## Begin

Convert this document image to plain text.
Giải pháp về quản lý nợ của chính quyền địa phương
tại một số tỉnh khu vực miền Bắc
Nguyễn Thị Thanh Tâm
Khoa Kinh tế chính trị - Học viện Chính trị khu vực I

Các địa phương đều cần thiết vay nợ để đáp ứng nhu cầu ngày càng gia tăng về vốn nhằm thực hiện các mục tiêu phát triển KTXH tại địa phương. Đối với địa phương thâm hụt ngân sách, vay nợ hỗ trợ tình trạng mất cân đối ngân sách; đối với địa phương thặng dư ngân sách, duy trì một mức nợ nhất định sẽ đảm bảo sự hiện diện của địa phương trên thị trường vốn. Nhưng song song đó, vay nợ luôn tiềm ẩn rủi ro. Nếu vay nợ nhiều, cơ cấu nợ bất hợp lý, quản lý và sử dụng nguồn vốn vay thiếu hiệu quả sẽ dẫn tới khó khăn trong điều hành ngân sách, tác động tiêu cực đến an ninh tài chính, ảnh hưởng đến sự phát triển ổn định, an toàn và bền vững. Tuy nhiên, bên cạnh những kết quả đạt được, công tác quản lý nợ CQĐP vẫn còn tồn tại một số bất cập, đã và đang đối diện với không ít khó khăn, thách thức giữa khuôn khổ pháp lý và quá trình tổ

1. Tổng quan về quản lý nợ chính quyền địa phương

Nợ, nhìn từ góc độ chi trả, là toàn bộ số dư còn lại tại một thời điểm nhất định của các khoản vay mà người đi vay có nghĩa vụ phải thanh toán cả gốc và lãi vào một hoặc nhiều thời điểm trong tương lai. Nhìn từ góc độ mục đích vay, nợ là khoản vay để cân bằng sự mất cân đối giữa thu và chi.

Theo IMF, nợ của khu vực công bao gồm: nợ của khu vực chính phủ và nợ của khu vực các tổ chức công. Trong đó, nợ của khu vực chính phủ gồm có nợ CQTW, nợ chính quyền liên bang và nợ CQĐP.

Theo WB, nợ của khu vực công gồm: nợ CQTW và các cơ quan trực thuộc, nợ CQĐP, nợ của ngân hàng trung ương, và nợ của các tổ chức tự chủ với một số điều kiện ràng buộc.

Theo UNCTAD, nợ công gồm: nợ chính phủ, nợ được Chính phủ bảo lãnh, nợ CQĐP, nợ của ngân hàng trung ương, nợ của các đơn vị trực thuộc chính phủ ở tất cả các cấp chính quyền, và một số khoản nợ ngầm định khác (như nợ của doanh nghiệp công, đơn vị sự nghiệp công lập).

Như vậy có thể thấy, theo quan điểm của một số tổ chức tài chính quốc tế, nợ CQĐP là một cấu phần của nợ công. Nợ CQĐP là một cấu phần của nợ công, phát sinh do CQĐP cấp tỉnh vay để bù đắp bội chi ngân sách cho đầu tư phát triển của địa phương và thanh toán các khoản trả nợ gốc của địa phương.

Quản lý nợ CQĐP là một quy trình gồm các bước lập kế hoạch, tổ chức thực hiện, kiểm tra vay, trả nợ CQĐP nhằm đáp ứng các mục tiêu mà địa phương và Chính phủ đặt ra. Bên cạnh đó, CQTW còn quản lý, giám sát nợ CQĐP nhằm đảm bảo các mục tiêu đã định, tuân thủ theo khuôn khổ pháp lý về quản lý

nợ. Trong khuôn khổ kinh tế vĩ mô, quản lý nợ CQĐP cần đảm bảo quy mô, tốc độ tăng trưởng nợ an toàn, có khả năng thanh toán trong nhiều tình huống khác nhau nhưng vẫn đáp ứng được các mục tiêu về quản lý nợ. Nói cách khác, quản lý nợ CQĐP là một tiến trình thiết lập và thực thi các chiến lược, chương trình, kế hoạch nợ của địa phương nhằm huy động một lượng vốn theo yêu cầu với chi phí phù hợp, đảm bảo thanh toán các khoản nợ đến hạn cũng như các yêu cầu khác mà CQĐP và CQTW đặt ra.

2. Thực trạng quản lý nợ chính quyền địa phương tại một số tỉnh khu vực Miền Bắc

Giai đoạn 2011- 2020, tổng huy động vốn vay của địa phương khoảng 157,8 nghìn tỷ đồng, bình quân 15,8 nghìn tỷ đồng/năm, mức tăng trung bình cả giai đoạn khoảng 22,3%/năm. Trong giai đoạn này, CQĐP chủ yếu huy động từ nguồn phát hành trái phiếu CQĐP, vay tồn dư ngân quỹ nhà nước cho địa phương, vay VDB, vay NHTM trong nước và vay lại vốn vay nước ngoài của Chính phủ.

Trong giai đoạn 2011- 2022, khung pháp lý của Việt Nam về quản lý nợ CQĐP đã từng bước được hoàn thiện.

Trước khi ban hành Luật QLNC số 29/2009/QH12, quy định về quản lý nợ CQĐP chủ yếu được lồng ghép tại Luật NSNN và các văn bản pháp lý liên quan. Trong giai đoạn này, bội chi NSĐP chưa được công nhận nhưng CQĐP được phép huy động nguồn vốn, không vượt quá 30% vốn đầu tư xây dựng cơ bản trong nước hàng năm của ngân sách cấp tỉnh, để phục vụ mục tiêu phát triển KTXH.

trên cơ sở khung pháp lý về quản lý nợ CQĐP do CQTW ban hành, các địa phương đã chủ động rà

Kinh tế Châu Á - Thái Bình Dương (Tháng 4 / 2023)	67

## End

> _GIVEN PROBLEM_
Work out how many lines of the material above contain the word "nước", then give only that figure.

> _RESPONSE TO THE EXERCISE_
2